DATA RECORDS |
----------

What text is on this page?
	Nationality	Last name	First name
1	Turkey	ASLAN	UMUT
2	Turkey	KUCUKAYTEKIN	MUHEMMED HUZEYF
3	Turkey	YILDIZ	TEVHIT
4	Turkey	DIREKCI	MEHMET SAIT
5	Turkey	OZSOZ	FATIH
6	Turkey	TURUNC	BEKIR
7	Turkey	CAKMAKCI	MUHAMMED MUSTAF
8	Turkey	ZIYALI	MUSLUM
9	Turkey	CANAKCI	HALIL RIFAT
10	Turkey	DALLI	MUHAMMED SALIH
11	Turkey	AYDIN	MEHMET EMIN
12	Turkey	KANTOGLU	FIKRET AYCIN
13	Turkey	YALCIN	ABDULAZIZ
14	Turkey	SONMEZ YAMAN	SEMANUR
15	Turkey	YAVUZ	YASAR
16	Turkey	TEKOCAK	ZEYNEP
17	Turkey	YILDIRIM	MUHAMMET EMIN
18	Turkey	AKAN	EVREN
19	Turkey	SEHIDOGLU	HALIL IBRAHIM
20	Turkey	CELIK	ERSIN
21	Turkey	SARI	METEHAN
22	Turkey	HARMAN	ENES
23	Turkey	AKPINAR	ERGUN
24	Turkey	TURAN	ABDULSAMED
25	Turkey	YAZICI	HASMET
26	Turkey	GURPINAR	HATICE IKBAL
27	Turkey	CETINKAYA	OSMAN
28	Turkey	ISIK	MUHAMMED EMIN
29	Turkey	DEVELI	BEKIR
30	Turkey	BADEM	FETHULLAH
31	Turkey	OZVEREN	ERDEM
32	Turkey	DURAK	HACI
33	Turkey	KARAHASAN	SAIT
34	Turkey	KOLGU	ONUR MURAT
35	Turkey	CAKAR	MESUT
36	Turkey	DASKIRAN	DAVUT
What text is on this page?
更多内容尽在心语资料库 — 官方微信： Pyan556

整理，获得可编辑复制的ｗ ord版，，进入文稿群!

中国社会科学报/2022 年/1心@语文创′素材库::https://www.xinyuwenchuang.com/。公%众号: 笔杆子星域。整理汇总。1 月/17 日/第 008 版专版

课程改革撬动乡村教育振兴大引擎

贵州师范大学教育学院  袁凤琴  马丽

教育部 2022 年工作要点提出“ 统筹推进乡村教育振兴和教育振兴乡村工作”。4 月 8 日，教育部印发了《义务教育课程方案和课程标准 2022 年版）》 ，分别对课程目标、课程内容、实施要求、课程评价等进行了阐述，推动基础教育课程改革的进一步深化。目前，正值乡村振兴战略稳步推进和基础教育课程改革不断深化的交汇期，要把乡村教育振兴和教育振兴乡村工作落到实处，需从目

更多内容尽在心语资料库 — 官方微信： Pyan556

----------

WRITTEN EXERCISE | Every entry above should be retyped exactly as shown.

SOLVED PROBLEM |
What text is on this page?
	Nationality	Last name	First name
1	Turkey	ASLAN	UMUT
2	Turkey	KUCUKAYTEKIN	MUHEMMED HUZEYF
3	Turkey	YILDIZ	TEVHIT
4	Turkey	DIREKCI	MEHMET SAIT
5	Turkey	OZSOZ	FATIH
6	Turkey	TURUNC	BEKIR
7	Turkey	CAKMAKCI	MUHAMMED MUSTAF
8	Turkey	ZIYALI	MUSLUM
9	Turkey	CANAKCI	HALIL RIFAT
10	Turkey	DALLI	MUHAMMED SALIH
11	Turkey	AYDIN	MEHMET EMIN
12	Turkey	KANTOGLU	FIKRET AYCIN
13	Turkey	YALCIN	ABDULAZIZ
14	Turkey	SONMEZ YAMAN	SEMANUR
15	Turkey	YAVUZ	YASAR
16	Turkey	TEKOCAK	ZEYNEP
17	Turkey	YILDIRIM	MUHAMMET EMIN
18	Turkey	AKAN	EVREN
19	Turkey	SEHIDOGLU	HALIL IBRAHIM
20	Turkey	CELIK	ERSIN
21	Turkey	SARI	METEHAN
22	Turkey	HARMAN	ENES
23	Turkey	AKPINAR	ERGUN
24	Turkey	TURAN	ABDULSAMED
25	Turkey	YAZICI	HASMET
26	Turkey	GURPINAR	HATICE IKBAL
27	Turkey	CETINKAYA	OSMAN
28	Turkey	ISIK	MUHAMMED EMIN
29	Turkey	DEVELI	BEKIR
30	Turkey	BADEM	FETHULLAH
31	Turkey	OZVEREN	ERDEM
32	Turkey	DURAK	HACI
33	Turkey	KARAHASAN	SAIT
34	Turkey	KOLGU	ONUR MURAT
35	Turkey	CAKAR	MESUT
36	Turkey	DASKIRAN	DAVUT
What text is on this page?
更多内容尽在心语资料库 — 官方微信： Pyan556

整理，获得可编辑复制的ｗ ord版，，进入文稿群!

中国社会科学报/2022 年/1心@语文创′素材库::https://www.xinyuwenchuang.com/。公%众号: 笔杆子星域。整理汇总。1 月/17 日/第 008 版专版

课程改革撬动乡村教育振兴大引擎

贵州师范大学教育学院  袁凤琴  马丽

教育部 2022 年工作要点提出“ 统筹推进乡村教育振兴和教育振兴乡村工作”。4 月 8 日，教育部印发了《义务教育课程方案和课程标准 2022 年版）》 ，分别对课程目标、课程内容、实施要求、课程评价等进行了阐述，推动基础教育课程改革的进一步深化。目前，正值乡村振兴战略稳步推进和基础教育课程改革不断深化的交汇期，要把乡村教育振兴和教育振兴乡村工作落到实处，需从目

更多内容尽在心语资料库 — 官方微信： Pyan556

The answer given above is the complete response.